-- Begin Records provided --
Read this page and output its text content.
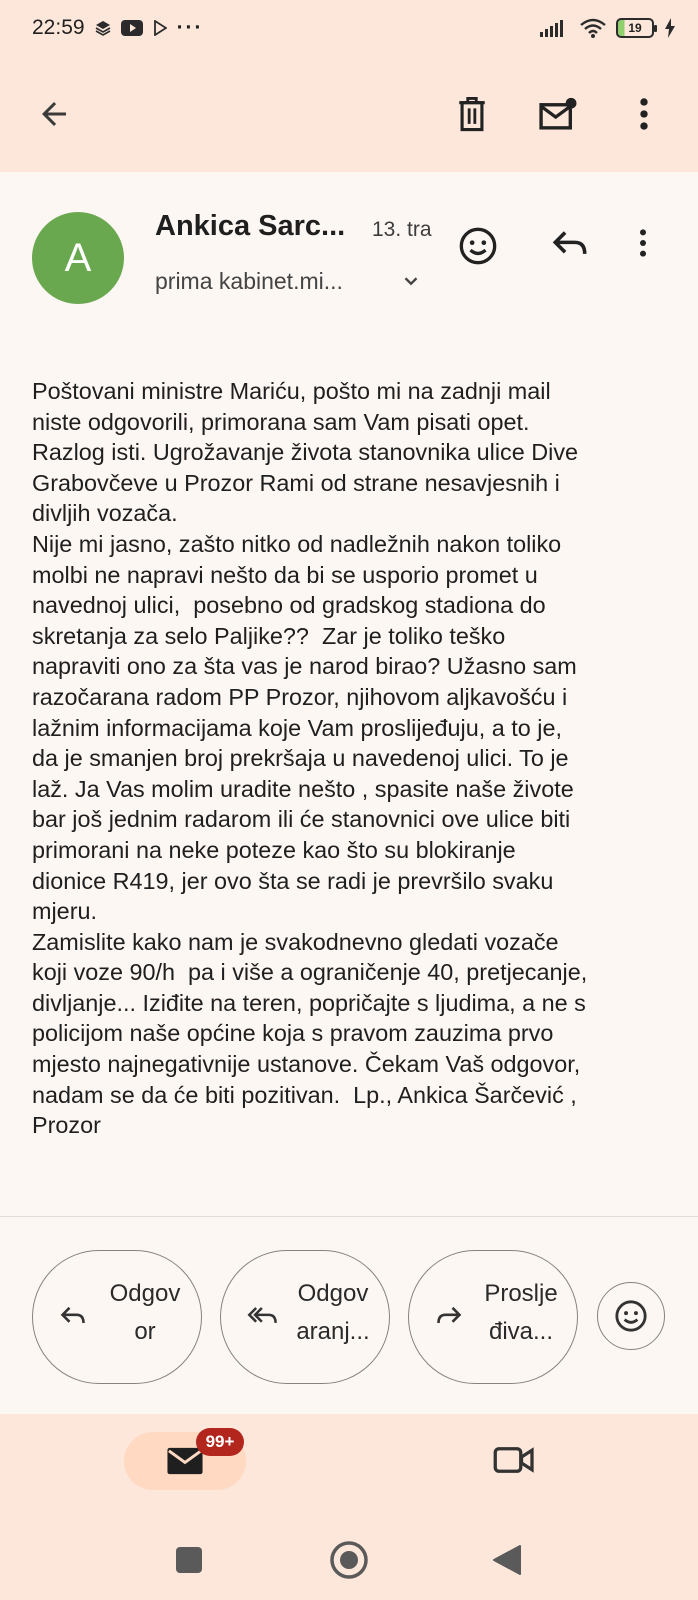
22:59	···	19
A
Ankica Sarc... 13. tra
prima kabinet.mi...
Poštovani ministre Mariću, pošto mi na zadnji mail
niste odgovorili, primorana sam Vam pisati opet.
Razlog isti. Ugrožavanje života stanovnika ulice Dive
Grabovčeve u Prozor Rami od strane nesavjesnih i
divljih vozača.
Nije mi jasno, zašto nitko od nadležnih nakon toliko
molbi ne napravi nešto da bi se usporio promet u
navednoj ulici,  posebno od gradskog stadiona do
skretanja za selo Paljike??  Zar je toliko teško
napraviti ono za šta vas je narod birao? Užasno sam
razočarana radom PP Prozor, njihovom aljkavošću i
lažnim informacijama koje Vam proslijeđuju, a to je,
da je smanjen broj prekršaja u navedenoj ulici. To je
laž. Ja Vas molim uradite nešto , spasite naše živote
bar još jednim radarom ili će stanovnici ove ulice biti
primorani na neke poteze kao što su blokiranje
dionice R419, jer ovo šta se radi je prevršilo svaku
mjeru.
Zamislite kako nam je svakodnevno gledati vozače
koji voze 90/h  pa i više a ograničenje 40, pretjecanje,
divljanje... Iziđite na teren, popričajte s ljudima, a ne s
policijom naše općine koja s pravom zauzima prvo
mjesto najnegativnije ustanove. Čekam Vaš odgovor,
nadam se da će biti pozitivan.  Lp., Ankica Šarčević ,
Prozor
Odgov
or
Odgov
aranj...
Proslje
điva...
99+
-- End Records provided --
* _Task goal_:
Pictures are excluded; copy every other part of the records exactly.

* _Final result_:
Read this page and output its text content.
22:59	···	19
A
Ankica Sarc... 13. tra
prima kabinet.mi...
Poštovani ministre Mariću, pošto mi na zadnji mail
niste odgovorili, primorana sam Vam pisati opet.
Razlog isti. Ugrožavanje života stanovnika ulice Dive
Grabovčeve u Prozor Rami od strane nesavjesnih i
divljih vozača.
Nije mi jasno, zašto nitko od nadležnih nakon toliko
molbi ne napravi nešto da bi se usporio promet u
navednoj ulici,  posebno od gradskog stadiona do
skretanja za selo Paljike??  Zar je toliko teško
napraviti ono za šta vas je narod birao? Užasno sam
razočarana radom PP Prozor, njihovom aljkavošću i
lažnim informacijama koje Vam proslijeđuju, a to je,
da je smanjen broj prekršaja u navedenoj ulici. To je
laž. Ja Vas molim uradite nešto , spasite naše živote
bar još jednim radarom ili će stanovnici ove ulice biti
primorani na neke poteze kao što su blokiranje
dionice R419, jer ovo šta se radi je prevršilo svaku
mjeru.
Zamislite kako nam je svakodnevno gledati vozače
koji voze 90/h  pa i više a ograničenje 40, pretjecanje,
divljanje... Iziđite na teren, popričajte s ljudima, a ne s
policijom naše općine koja s pravom zauzima prvo
mjesto najnegativnije ustanove. Čekam Vaš odgovor,
nadam se da će biti pozitivan.  Lp., Ankica Šarčević ,
Prozor
Odgov
or
Odgov
aranj...
Proslje
điva...
99+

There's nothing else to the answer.